[Stored data entries]
▼▼▼

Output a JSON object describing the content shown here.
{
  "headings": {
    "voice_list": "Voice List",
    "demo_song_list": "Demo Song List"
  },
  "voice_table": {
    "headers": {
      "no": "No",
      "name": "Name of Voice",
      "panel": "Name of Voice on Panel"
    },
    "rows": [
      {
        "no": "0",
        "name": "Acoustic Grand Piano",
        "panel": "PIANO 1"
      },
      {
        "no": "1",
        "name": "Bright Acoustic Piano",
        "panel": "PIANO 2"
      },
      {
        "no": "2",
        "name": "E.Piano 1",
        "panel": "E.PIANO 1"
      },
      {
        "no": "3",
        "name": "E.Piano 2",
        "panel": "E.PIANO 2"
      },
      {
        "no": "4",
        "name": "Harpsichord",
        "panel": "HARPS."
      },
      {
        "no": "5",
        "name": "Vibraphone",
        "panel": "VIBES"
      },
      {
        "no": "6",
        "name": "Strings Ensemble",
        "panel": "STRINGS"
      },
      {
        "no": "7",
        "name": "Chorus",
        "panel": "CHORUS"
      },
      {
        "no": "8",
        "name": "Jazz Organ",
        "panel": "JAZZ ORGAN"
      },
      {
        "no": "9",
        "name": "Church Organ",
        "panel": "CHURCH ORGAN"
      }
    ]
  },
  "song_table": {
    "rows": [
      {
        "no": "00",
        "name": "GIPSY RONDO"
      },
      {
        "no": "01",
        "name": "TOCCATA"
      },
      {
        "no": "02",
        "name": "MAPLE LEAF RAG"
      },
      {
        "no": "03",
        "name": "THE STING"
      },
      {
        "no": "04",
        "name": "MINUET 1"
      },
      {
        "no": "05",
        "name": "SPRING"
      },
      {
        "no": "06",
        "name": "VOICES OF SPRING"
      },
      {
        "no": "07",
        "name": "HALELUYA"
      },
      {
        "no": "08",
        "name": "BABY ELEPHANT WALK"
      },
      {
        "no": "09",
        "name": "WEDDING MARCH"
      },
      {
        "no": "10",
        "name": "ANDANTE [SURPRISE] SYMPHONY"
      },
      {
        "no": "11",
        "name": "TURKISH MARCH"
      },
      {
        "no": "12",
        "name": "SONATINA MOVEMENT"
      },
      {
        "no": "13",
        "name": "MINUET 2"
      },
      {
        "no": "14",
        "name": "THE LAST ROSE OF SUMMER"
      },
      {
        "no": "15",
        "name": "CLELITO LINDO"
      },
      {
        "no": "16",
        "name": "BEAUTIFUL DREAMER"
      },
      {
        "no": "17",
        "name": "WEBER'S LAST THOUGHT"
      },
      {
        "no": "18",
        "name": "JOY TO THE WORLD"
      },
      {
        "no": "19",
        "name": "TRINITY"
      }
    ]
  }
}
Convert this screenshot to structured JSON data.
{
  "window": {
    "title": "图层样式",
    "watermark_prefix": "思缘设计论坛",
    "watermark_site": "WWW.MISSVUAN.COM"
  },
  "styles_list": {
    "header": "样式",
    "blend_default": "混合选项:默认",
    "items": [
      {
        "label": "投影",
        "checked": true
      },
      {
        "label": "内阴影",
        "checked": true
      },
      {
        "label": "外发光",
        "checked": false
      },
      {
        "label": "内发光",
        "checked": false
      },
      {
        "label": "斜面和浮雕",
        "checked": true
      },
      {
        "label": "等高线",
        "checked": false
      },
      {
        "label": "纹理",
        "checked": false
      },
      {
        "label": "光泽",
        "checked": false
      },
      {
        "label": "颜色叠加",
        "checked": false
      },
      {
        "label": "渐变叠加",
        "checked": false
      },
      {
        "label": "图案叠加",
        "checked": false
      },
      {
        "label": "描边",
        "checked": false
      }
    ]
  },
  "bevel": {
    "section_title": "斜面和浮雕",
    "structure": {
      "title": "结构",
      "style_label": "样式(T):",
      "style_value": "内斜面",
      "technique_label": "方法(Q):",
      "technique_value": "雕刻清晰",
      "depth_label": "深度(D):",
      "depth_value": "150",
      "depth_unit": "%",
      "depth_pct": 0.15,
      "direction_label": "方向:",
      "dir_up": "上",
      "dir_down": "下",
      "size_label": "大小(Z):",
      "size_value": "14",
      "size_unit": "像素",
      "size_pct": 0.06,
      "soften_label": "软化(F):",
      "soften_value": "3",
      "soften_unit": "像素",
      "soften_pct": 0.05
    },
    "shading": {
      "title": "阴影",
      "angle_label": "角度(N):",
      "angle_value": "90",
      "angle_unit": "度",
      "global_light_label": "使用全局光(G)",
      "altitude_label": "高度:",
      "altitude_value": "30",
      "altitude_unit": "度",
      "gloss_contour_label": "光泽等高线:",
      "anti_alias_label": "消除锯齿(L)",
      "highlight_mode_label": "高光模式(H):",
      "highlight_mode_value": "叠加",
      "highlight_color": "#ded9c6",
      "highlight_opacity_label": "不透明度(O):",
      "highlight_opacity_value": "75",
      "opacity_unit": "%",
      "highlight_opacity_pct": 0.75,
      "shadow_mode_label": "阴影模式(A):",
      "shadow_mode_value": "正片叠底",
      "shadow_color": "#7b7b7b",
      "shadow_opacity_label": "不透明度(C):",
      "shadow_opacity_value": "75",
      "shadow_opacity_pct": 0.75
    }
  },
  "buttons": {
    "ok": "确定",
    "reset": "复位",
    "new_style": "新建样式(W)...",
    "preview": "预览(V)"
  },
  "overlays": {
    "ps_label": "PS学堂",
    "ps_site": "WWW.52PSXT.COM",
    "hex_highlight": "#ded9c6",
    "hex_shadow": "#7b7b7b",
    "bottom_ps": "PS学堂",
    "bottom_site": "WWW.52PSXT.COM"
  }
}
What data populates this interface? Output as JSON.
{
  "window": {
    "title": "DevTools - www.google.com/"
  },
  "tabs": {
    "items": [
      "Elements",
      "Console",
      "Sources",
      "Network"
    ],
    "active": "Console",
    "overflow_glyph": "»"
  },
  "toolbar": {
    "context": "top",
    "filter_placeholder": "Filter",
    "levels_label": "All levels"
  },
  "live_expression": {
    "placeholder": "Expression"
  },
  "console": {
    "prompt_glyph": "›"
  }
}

▲▲▲

Exercise instructions:
Write out each line of the data above again, exactly as given.

Output for this task:
Output a JSON object describing the content shown here.
{
  "headings": {
    "voice_list": "Voice List",
    "demo_song_list": "Demo Song List"
  },
  "voice_table": {
    "headers": {
      "no": "No",
      "name": "Name of Voice",
      "panel": "Name of Voice on Panel"
    },
    "rows": [
      {
        "no": "0",
        "name": "Acoustic Grand Piano",
        "panel": "PIANO 1"
      },
      {
        "no": "1",
        "name": "Bright Acoustic Piano",
        "panel": "PIANO 2"
      },
      {
        "no": "2",
        "name": "E.Piano 1",
        "panel": "E.PIANO 1"
      },
      {
        "no": "3",
        "name": "E.Piano 2",
        "panel": "E.PIANO 2"
      },
      {
        "no": "4",
        "name": "Harpsichord",
        "panel": "HARPS."
      },
      {
        "no": "5",
        "name": "Vibraphone",
        "panel": "VIBES"
      },
      {
        "no": "6",
        "name": "Strings Ensemble",
        "panel": "STRINGS"
      },
      {
        "no": "7",
        "name": "Chorus",
        "panel": "CHORUS"
      },
      {
        "no": "8",
        "name": "Jazz Organ",
        "panel": "JAZZ ORGAN"
      },
      {
        "no": "9",
        "name": "Church Organ",
        "panel": "CHURCH ORGAN"
      }
    ]
  },
  "song_table": {
    "rows": [
      {
        "no": "00",
        "name": "GIPSY RONDO"
      },
      {
        "no": "01",
        "name": "TOCCATA"
      },
      {
        "no": "02",
        "name": "MAPLE LEAF RAG"
      },
      {
        "no": "03",
        "name": "THE STING"
      },
      {
        "no": "04",
        "name": "MINUET 1"
      },
      {
        "no": "05",
        "name": "SPRING"
      },
      {
        "no": "06",
        "name": "VOICES OF SPRING"
      },
      {
        "no": "07",
        "name": "HALELUYA"
      },
      {
        "no": "08",
        "name": "BABY ELEPHANT WALK"
      },
      {
        "no": "09",
        "name": "WEDDING MARCH"
      },
      {
        "no": "10",
        "name": "ANDANTE [SURPRISE] SYMPHONY"
      },
      {
        "no": "11",
        "name": "TURKISH MARCH"
      },
      {
        "no": "12",
        "name": "SONATINA MOVEMENT"
      },
      {
        "no": "13",
        "name": "MINUET 2"
      },
      {
        "no": "14",
        "name": "THE LAST ROSE OF SUMMER"
      },
      {
        "no": "15",
        "name": "CLELITO LINDO"
      },
      {
        "no": "16",
        "name": "BEAUTIFUL DREAMER"
      },
      {
        "no": "17",
        "name": "WEBER'S LAST THOUGHT"
      },
      {
        "no": "18",
        "name": "JOY TO THE WORLD"
      },
      {
        "no": "19",
        "name": "TRINITY"
      }
    ]
  }
}
Convert this screenshot to structured JSON data.
{
  "window": {
    "title": "图层样式",
    "watermark_prefix": "思缘设计论坛",
    "watermark_site": "WWW.MISSVUAN.COM"
  },
  "styles_list": {
    "header": "样式",
    "blend_default": "混合选项:默认",
    "items": [
      {
        "label": "投影",
        "checked": true
      },
      {
        "label": "内阴影",
        "checked": true
      },
      {
        "label": "外发光",
        "checked": false
      },
      {
        "label": "内发光",
        "checked": false
      },
      {
        "label": "斜面和浮雕",
        "checked": true
      },
      {
        "label": "等高线",
        "checked": false
      },
      {
        "label": "纹理",
        "checked": false
      },
      {
        "label": "光泽",
        "checked": false
      },
      {
        "label": "颜色叠加",
        "checked": false
      },
      {
        "label": "渐变叠加",
        "checked": false
      },
      {
        "label": "图案叠加",
        "checked": false
      },
      {
        "label": "描边",
        "checked": false
      }
    ]
  },
  "bevel": {
    "section_title": "斜面和浮雕",
    "structure": {
      "title": "结构",
      "style_label": "样式(T):",
      "style_value": "内斜面",
      "technique_label": "方法(Q):",
      "technique_value": "雕刻清晰",
      "depth_label": "深度(D):",
      "depth_value": "150",
      "depth_unit": "%",
      "depth_pct": 0.15,
      "direction_label": "方向:",
      "dir_up": "上",
      "dir_down": "下",
      "size_label": "大小(Z):",
      "size_value": "14",
      "size_unit": "像素",
      "size_pct": 0.06,
      "soften_label": "软化(F):",
      "soften_value": "3",
      "soften_unit": "像素",
      "soften_pct": 0.05
    },
    "shading": {
      "title": "阴影",
      "angle_label": "角度(N):",
      "angle_value": "90",
      "angle_unit": "度",
      "global_light_label": "使用全局光(G)",
      "altitude_label": "高度:",
      "altitude_value": "30",
      "altitude_unit": "度",
      "gloss_contour_label": "光泽等高线:",
      "anti_alias_label": "消除锯齿(L)",
      "highlight_mode_label": "高光模式(H):",
      "highlight_mode_value": "叠加",
      "highlight_color": "#ded9c6",
      "highlight_opacity_label": "不透明度(O):",
      "highlight_opacity_value": "75",
      "opacity_unit": "%",
      "highlight_opacity_pct": 0.75,
      "shadow_mode_label": "阴影模式(A):",
      "shadow_mode_value": "正片叠底",
      "shadow_color": "#7b7b7b",
      "shadow_opacity_label": "不透明度(C):",
      "shadow_opacity_value": "75",
      "shadow_opacity_pct": 0.75
    }
  },
  "buttons": {
    "ok": "确定",
    "reset": "复位",
    "new_style": "新建样式(W)...",
    "preview": "预览(V)"
  },
  "overlays": {
    "ps_label": "PS学堂",
    "ps_site": "WWW.52PSXT.COM",
    "hex_highlight": "#ded9c6",
    "hex_shadow": "#7b7b7b",
    "bottom_ps": "PS学堂",
    "bottom_site": "WWW.52PSXT.COM"
  }
}
What data populates this interface? Output as JSON.
{
  "window": {
    "title": "DevTools - www.google.com/"
  },
  "tabs": {
    "items": [
      "Elements",
      "Console",
      "Sources",
      "Network"
    ],
    "active": "Console",
    "overflow_glyph": "»"
  },
  "toolbar": {
    "context": "top",
    "filter_placeholder": "Filter",
    "levels_label": "All levels"
  },
  "live_expression": {
    "placeholder": "Expression"
  },
  "console": {
    "prompt_glyph": "›"
  }
}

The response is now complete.